Start

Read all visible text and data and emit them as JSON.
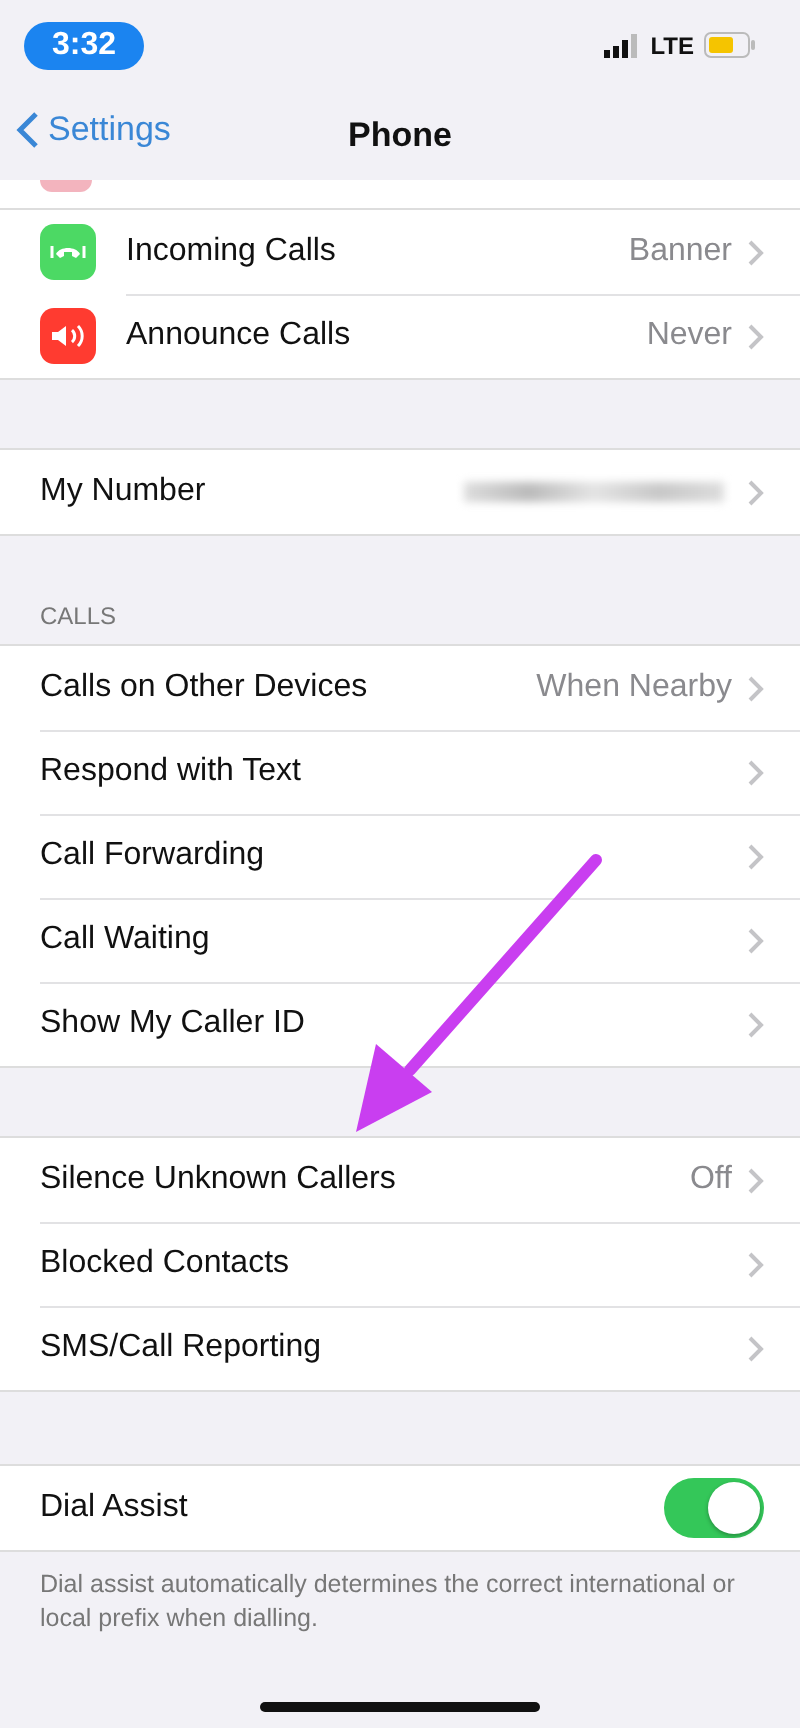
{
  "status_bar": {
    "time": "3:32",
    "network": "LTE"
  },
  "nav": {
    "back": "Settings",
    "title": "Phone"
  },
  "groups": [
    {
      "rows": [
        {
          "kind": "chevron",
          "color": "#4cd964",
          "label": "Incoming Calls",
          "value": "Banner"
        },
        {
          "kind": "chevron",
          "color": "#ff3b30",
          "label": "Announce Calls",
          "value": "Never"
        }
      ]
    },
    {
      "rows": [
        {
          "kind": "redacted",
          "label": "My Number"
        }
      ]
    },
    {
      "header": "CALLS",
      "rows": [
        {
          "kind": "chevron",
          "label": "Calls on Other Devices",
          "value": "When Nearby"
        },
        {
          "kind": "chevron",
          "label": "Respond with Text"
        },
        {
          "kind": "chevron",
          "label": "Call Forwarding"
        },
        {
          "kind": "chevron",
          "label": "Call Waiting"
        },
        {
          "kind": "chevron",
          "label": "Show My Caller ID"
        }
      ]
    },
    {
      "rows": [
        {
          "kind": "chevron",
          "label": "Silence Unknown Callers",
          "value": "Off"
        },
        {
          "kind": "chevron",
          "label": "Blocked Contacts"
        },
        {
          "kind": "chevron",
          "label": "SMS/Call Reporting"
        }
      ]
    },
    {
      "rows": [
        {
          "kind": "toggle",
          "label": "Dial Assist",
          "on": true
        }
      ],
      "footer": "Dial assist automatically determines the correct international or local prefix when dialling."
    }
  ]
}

End
Start

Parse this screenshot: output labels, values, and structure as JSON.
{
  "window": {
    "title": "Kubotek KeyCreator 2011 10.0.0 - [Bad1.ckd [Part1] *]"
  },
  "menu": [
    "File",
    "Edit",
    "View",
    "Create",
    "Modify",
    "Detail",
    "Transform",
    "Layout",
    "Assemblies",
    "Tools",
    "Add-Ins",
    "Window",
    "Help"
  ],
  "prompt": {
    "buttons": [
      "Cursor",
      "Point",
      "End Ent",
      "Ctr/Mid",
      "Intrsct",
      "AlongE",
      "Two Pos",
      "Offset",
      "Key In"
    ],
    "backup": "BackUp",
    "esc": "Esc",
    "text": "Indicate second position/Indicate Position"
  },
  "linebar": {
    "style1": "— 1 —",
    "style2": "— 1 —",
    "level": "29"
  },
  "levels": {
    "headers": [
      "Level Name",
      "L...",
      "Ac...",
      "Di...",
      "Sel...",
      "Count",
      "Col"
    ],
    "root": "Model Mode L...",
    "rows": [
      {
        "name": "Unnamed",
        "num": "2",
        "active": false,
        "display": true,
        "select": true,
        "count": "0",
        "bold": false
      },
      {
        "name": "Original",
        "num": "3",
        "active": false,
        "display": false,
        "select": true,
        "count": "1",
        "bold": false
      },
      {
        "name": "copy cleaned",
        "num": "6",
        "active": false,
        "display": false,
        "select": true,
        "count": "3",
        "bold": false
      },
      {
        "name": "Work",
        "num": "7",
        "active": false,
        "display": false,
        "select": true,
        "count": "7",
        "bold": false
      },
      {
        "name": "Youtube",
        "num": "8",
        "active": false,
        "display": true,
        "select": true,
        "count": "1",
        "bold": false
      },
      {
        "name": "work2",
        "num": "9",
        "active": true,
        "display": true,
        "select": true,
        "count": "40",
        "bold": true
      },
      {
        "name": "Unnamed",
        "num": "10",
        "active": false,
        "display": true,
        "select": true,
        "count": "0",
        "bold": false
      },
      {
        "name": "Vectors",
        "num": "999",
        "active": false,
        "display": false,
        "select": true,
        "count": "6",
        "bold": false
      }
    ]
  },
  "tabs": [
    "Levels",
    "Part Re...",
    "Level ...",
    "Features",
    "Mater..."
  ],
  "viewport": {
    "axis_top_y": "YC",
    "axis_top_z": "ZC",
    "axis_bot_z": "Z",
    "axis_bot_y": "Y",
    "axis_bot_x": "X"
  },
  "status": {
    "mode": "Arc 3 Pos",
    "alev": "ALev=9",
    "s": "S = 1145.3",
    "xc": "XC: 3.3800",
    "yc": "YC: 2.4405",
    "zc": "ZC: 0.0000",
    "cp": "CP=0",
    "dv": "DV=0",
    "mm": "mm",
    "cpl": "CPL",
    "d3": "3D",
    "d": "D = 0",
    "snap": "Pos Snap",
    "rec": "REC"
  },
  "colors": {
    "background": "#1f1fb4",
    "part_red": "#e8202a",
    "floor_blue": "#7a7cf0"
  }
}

End

- _Problem_: Your task is to report how many lines of the material include the string "JSON". Give the number and no other words.

- _Task output_: 2